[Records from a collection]
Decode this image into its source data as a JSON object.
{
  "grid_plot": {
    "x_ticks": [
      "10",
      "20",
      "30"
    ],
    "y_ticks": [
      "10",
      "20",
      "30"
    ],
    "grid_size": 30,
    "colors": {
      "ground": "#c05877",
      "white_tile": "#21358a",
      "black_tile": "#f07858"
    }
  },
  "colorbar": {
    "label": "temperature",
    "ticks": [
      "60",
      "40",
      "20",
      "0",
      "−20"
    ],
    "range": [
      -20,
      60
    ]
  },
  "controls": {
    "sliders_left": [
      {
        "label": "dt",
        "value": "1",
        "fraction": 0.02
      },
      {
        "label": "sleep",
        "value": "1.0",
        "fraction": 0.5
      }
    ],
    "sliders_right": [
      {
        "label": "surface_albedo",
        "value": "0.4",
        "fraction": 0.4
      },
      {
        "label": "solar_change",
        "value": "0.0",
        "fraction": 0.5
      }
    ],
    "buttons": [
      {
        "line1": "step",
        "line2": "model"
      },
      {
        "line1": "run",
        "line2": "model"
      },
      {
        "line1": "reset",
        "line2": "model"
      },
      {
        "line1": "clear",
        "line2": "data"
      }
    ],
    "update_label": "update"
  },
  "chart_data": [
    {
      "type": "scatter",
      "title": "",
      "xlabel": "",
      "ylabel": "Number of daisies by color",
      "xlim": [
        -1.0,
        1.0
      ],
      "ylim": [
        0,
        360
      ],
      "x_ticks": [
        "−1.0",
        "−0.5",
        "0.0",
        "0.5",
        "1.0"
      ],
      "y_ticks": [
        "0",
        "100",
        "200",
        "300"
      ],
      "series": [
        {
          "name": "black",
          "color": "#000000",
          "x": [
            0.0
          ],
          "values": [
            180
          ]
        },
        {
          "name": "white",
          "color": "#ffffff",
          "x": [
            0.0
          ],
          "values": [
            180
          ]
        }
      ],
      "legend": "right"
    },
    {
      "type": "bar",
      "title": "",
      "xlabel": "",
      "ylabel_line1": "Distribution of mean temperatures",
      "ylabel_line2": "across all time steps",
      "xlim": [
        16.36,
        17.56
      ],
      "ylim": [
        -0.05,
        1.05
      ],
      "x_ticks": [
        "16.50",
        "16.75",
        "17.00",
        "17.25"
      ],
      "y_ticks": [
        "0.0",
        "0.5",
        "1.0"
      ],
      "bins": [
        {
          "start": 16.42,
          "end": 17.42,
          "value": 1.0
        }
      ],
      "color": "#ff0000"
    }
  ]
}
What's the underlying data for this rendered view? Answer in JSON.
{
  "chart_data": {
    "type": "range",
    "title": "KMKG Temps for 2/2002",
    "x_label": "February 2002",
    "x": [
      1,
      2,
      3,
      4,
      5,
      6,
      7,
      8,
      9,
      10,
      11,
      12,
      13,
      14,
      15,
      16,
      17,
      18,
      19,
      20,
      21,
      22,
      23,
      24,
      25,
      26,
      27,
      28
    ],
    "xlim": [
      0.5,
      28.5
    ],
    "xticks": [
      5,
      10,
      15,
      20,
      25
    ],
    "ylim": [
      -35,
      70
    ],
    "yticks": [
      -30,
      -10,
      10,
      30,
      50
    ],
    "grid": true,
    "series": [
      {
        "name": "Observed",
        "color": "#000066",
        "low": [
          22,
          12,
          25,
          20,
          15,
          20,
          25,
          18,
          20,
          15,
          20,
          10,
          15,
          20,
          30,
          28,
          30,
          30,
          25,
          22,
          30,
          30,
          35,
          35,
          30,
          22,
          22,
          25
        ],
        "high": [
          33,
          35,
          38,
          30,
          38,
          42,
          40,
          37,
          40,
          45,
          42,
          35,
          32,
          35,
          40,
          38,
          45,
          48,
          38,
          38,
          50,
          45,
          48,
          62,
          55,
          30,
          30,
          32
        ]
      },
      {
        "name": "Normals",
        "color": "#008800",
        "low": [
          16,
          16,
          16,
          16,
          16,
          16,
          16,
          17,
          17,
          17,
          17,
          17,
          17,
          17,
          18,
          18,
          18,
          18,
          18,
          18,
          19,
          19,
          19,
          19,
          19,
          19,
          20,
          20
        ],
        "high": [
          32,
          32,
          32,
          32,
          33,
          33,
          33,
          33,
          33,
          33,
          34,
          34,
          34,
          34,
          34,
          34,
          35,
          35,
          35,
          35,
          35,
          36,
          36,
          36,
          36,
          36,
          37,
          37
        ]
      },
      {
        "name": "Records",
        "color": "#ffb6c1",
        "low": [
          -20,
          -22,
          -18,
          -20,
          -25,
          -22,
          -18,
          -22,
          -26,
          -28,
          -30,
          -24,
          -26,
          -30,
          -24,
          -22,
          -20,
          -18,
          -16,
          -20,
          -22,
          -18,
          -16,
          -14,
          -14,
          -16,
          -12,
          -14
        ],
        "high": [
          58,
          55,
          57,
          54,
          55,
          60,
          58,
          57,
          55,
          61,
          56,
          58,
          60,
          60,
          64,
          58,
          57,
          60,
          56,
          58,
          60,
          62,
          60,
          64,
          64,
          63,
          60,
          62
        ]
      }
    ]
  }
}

**WHAT YOU ARE ASKED TO DO**.
Write the complete data out, exactly as above.

**FINAL RESULT**.
Decode this image into its source data as a JSON object.
{
  "grid_plot": {
    "x_ticks": [
      "10",
      "20",
      "30"
    ],
    "y_ticks": [
      "10",
      "20",
      "30"
    ],
    "grid_size": 30,
    "colors": {
      "ground": "#c05877",
      "white_tile": "#21358a",
      "black_tile": "#f07858"
    }
  },
  "colorbar": {
    "label": "temperature",
    "ticks": [
      "60",
      "40",
      "20",
      "0",
      "−20"
    ],
    "range": [
      -20,
      60
    ]
  },
  "controls": {
    "sliders_left": [
      {
        "label": "dt",
        "value": "1",
        "fraction": 0.02
      },
      {
        "label": "sleep",
        "value": "1.0",
        "fraction": 0.5
      }
    ],
    "sliders_right": [
      {
        "label": "surface_albedo",
        "value": "0.4",
        "fraction": 0.4
      },
      {
        "label": "solar_change",
        "value": "0.0",
        "fraction": 0.5
      }
    ],
    "buttons": [
      {
        "line1": "step",
        "line2": "model"
      },
      {
        "line1": "run",
        "line2": "model"
      },
      {
        "line1": "reset",
        "line2": "model"
      },
      {
        "line1": "clear",
        "line2": "data"
      }
    ],
    "update_label": "update"
  },
  "chart_data": [
    {
      "type": "scatter",
      "title": "",
      "xlabel": "",
      "ylabel": "Number of daisies by color",
      "xlim": [
        -1.0,
        1.0
      ],
      "ylim": [
        0,
        360
      ],
      "x_ticks": [
        "−1.0",
        "−0.5",
        "0.0",
        "0.5",
        "1.0"
      ],
      "y_ticks": [
        "0",
        "100",
        "200",
        "300"
      ],
      "series": [
        {
          "name": "black",
          "color": "#000000",
          "x": [
            0.0
          ],
          "values": [
            180
          ]
        },
        {
          "name": "white",
          "color": "#ffffff",
          "x": [
            0.0
          ],
          "values": [
            180
          ]
        }
      ],
      "legend": "right"
    },
    {
      "type": "bar",
      "title": "",
      "xlabel": "",
      "ylabel_line1": "Distribution of mean temperatures",
      "ylabel_line2": "across all time steps",
      "xlim": [
        16.36,
        17.56
      ],
      "ylim": [
        -0.05,
        1.05
      ],
      "x_ticks": [
        "16.50",
        "16.75",
        "17.00",
        "17.25"
      ],
      "y_ticks": [
        "0.0",
        "0.5",
        "1.0"
      ],
      "bins": [
        {
          "start": 16.42,
          "end": 17.42,
          "value": 1.0
        }
      ],
      "color": "#ff0000"
    }
  ]
}
What's the underlying data for this rendered view? Answer in JSON.
{
  "chart_data": {
    "type": "range",
    "title": "KMKG Temps for 2/2002",
    "x_label": "February 2002",
    "x": [
      1,
      2,
      3,
      4,
      5,
      6,
      7,
      8,
      9,
      10,
      11,
      12,
      13,
      14,
      15,
      16,
      17,
      18,
      19,
      20,
      21,
      22,
      23,
      24,
      25,
      26,
      27,
      28
    ],
    "xlim": [
      0.5,
      28.5
    ],
    "xticks": [
      5,
      10,
      15,
      20,
      25
    ],
    "ylim": [
      -35,
      70
    ],
    "yticks": [
      -30,
      -10,
      10,
      30,
      50
    ],
    "grid": true,
    "series": [
      {
        "name": "Observed",
        "color": "#000066",
        "low": [
          22,
          12,
          25,
          20,
          15,
          20,
          25,
          18,
          20,
          15,
          20,
          10,
          15,
          20,
          30,
          28,
          30,
          30,
          25,
          22,
          30,
          30,
          35,
          35,
          30,
          22,
          22,
          25
        ],
        "high": [
          33,
          35,
          38,
          30,
          38,
          42,
          40,
          37,
          40,
          45,
          42,
          35,
          32,
          35,
          40,
          38,
          45,
          48,
          38,
          38,
          50,
          45,
          48,
          62,
          55,
          30,
          30,
          32
        ]
      },
      {
        "name": "Normals",
        "color": "#008800",
        "low": [
          16,
          16,
          16,
          16,
          16,
          16,
          16,
          17,
          17,
          17,
          17,
          17,
          17,
          17,
          18,
          18,
          18,
          18,
          18,
          18,
          19,
          19,
          19,
          19,
          19,
          19,
          20,
          20
        ],
        "high": [
          32,
          32,
          32,
          32,
          33,
          33,
          33,
          33,
          33,
          33,
          34,
          34,
          34,
          34,
          34,
          34,
          35,
          35,
          35,
          35,
          35,
          36,
          36,
          36,
          36,
          36,
          37,
          37
        ]
      },
      {
        "name": "Records",
        "color": "#ffb6c1",
        "low": [
          -20,
          -22,
          -18,
          -20,
          -25,
          -22,
          -18,
          -22,
          -26,
          -28,
          -30,
          -24,
          -26,
          -30,
          -24,
          -22,
          -20,
          -18,
          -16,
          -20,
          -22,
          -18,
          -16,
          -14,
          -14,
          -16,
          -12,
          -14
        ],
        "high": [
          58,
          55,
          57,
          54,
          55,
          60,
          58,
          57,
          55,
          61,
          56,
          58,
          60,
          60,
          64,
          58,
          57,
          60,
          56,
          58,
          60,
          62,
          60,
          64,
          64,
          63,
          60,
          62
        ]
      }
    ]
  }
}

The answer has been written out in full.